## Your instructions
Each entry below is to be duplicated verbatim.

Figure record extracts:

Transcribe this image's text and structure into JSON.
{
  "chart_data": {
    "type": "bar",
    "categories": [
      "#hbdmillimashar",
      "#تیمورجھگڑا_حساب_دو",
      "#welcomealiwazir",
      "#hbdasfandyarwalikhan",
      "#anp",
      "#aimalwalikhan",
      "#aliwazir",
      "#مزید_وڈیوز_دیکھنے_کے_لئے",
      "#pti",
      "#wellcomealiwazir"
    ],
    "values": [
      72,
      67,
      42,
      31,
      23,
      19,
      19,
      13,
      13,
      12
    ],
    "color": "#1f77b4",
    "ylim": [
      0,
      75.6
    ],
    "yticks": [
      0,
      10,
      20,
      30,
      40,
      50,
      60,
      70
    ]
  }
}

## The solution
Transcribe this image's text and structure into JSON.
{
  "chart_data": {
    "type": "bar",
    "categories": [
      "#hbdmillimashar",
      "#تیمورجھگڑا_حساب_دو",
      "#welcomealiwazir",
      "#hbdasfandyarwalikhan",
      "#anp",
      "#aimalwalikhan",
      "#aliwazir",
      "#مزید_وڈیوز_دیکھنے_کے_لئے",
      "#pti",
      "#wellcomealiwazir"
    ],
    "values": [
      72,
      67,
      42,
      31,
      23,
      19,
      19,
      13,
      13,
      12
    ],
    "color": "#1f77b4",
    "ylim": [
      0,
      75.6
    ],
    "yticks": [
      0,
      10,
      20,
      30,
      40,
      50,
      60,
      70
    ]
  }
}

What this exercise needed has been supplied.